# Problem
Lines with the word "Groups" are the answer; copy each of them from the data below.

# Data extracts
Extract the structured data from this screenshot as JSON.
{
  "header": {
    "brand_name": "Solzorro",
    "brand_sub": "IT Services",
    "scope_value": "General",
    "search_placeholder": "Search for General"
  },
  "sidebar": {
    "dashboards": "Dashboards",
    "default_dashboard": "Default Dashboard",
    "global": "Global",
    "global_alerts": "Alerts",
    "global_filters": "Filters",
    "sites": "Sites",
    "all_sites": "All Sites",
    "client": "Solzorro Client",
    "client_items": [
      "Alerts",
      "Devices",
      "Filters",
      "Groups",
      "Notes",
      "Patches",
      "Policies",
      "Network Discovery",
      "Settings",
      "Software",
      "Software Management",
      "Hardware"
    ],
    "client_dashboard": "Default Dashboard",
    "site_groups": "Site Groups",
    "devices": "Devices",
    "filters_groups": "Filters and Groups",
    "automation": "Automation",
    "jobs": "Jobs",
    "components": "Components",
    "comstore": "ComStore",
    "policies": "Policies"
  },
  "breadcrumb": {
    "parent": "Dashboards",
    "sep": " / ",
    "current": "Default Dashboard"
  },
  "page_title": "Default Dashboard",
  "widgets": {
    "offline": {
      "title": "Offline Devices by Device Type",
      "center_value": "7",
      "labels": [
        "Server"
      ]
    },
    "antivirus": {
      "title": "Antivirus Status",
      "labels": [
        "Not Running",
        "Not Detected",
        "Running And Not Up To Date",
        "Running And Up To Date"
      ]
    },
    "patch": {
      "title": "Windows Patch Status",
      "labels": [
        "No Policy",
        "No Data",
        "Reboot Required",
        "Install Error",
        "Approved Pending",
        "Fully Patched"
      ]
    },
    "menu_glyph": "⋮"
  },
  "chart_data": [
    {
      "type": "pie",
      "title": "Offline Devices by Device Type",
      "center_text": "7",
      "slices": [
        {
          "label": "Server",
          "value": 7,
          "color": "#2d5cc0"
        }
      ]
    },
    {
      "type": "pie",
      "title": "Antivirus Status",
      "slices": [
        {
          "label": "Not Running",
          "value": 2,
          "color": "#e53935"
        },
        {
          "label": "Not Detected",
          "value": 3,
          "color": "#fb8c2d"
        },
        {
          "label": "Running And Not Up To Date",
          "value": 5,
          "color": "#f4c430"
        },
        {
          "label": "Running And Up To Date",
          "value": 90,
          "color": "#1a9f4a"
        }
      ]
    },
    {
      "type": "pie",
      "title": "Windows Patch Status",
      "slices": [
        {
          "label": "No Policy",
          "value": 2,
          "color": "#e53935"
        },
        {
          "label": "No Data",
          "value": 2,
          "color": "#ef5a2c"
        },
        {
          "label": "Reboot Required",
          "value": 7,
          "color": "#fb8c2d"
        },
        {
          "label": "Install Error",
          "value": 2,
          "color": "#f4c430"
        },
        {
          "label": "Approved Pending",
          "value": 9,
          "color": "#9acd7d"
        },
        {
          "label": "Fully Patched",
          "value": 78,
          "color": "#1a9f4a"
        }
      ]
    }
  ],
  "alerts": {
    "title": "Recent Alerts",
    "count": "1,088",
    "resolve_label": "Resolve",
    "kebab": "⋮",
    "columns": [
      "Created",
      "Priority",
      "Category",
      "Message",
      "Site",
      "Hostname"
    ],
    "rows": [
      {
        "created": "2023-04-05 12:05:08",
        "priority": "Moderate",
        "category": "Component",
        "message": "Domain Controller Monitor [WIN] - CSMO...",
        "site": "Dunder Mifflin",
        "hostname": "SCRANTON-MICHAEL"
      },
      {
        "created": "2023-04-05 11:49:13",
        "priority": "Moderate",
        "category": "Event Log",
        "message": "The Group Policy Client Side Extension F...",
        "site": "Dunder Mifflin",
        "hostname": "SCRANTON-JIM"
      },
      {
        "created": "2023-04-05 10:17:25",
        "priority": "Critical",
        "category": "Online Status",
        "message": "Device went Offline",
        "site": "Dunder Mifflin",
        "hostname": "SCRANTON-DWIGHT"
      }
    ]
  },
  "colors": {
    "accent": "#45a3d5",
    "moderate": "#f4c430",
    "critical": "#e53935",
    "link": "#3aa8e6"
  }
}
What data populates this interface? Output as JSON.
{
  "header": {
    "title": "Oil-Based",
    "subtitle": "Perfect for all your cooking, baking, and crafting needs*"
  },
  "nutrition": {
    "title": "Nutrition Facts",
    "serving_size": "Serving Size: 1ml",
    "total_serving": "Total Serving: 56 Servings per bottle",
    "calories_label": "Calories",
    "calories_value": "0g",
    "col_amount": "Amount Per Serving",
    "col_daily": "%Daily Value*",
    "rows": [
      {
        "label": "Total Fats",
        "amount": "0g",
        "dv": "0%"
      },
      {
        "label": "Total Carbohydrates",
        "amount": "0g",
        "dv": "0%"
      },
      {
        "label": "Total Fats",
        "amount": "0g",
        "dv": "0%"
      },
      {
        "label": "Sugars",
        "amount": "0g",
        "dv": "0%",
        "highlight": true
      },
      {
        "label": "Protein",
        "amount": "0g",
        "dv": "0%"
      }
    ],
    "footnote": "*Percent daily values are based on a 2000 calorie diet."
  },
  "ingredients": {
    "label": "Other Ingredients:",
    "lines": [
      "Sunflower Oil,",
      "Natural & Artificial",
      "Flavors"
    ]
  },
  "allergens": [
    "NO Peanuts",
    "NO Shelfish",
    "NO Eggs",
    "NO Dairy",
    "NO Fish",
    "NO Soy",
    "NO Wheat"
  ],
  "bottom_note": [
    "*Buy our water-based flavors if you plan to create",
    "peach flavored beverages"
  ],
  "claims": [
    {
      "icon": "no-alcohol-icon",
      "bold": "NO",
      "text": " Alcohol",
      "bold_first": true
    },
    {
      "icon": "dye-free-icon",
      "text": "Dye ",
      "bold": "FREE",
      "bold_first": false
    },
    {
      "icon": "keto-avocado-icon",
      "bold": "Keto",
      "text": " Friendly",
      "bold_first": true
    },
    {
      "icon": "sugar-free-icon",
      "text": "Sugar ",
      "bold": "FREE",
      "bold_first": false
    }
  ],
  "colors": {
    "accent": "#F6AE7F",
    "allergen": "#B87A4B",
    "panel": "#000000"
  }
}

# Solved exercise
      "Groups",
    "site_groups": "Site Groups",
    "filters_groups": "Filters and Groups",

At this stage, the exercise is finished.